• Exercise: Write the next few sentences of the news report below on Tatiana Schlossberg's death, starting after its final sentence.

BEGIN Page extract

Tatiana Schlossberg, JFK's granddaughter, dead at 35 after heartbreaking leukemia diagnosis
Tatiana Schlossberg, the youngest granddaughter of President John F. Kennedy, died on Tuesday from cancer at age 35, the JFK Library Foundation announced.
She leaves behind two small children.
“Our beautiful Tatiana passed away this morning,” the foundation posted on its Instagram page, signed by “George, Edwin and Josephine Moran, Ed, Carolina, Jack, Rose and Rory.”

“She will always be in our hearts.”
In a personal essay published in the New Yorker last month, the mother of two revealed that she had less than a year to live after being diagnosed with myeloid leukemia with rare mutation.
“Maybe my brain is replaying my life now because I have a terminal diagnosis, and all these memories will be lost,” the daughter of Caroline Kennedy, 67, and Edwin Schlossberg, 80, heartbreakingly wrote.

END Page extract
BEGIN Supplied data

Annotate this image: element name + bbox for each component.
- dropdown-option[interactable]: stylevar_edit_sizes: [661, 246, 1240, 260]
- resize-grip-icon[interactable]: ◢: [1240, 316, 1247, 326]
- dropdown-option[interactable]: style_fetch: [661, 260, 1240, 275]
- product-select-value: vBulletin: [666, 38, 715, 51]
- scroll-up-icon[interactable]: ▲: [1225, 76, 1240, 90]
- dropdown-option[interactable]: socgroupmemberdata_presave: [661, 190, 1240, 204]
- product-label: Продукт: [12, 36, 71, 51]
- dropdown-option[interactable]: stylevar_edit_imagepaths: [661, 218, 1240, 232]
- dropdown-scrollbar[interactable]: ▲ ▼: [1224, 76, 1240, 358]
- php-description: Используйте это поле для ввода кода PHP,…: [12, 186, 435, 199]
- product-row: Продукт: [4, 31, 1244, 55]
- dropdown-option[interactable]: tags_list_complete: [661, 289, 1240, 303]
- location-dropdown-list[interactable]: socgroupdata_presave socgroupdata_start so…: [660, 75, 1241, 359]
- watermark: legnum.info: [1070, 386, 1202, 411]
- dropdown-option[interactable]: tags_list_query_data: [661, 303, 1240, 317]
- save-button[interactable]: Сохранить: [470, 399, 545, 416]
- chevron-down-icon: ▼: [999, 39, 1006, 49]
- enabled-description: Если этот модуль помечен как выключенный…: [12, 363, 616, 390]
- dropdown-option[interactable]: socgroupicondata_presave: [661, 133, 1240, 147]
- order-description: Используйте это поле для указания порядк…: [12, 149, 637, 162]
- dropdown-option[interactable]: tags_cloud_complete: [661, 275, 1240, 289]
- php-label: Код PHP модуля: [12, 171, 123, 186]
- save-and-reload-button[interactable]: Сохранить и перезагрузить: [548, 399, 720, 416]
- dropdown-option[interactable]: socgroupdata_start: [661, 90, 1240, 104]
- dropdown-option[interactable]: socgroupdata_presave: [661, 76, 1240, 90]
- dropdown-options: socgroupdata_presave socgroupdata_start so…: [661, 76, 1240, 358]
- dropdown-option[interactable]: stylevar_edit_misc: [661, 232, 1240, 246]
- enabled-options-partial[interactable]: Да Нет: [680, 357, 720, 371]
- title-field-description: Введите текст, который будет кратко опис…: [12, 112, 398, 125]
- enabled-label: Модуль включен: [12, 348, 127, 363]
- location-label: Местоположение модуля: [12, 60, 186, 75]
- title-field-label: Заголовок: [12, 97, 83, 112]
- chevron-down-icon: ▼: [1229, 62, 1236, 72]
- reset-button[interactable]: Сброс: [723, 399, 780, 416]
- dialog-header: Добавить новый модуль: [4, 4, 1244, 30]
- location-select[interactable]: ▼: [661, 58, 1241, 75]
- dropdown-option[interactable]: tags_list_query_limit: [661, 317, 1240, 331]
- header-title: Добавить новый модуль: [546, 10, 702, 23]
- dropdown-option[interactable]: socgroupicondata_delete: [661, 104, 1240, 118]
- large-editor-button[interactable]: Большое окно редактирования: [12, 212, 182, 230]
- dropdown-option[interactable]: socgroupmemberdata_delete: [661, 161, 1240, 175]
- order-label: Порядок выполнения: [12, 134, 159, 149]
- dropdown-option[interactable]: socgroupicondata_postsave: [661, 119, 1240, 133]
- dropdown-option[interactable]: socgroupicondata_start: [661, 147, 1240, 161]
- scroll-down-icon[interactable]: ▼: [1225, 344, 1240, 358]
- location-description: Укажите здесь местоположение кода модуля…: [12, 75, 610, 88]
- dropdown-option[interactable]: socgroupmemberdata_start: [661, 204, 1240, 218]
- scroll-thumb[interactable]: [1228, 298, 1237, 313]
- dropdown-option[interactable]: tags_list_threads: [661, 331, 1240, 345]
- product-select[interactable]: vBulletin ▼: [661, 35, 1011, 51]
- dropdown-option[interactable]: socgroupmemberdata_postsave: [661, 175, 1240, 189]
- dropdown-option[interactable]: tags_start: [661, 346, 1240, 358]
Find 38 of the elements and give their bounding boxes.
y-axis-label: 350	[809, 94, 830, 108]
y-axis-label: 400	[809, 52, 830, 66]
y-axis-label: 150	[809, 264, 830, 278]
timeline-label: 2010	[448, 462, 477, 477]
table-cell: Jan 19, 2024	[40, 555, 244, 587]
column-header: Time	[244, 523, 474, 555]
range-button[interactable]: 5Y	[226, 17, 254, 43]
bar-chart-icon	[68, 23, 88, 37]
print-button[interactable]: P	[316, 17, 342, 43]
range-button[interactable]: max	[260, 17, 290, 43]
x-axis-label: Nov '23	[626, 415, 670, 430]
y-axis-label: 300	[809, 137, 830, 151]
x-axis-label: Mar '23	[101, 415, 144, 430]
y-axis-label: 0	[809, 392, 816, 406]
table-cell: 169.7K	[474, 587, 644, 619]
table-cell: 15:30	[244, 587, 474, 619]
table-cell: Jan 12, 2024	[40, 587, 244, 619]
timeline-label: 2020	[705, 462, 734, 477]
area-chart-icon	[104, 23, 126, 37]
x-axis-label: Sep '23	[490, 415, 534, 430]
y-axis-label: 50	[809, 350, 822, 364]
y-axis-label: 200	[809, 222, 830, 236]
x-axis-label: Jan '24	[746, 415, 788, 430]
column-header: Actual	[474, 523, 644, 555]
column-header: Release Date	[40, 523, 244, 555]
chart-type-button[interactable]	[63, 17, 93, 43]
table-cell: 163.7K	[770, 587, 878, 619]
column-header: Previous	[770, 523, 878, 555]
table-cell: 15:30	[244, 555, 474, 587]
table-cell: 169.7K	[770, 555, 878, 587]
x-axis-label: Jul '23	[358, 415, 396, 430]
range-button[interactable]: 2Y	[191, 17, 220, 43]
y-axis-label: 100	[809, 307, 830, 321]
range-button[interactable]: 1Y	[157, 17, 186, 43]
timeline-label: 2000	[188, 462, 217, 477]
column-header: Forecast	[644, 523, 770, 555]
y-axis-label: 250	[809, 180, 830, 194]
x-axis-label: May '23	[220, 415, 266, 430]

END Supplied data

• Expected answer:
Schlossberg described how doctors discovered the cancer just hours after she gave birth to her second child in May 2024.

She had spent the past 18 months in treatment, receiving a bone-marrow transplant, chemotherapy and blood transfusions. The rare mutation with which Schlossberg is afflicted, Inversion 3, is usually seen in older patients.
Schlossberg, who graduated from Yale and has a Master’s degree from Oxford, previously worked as a journalist at The New York Times and published her first book in 2019.
She has been married to urologist George Moran, whom she met as an undergrad at Yale, since 2017.
They have two children: son, Edwin, 3, and a daughter, 19 months.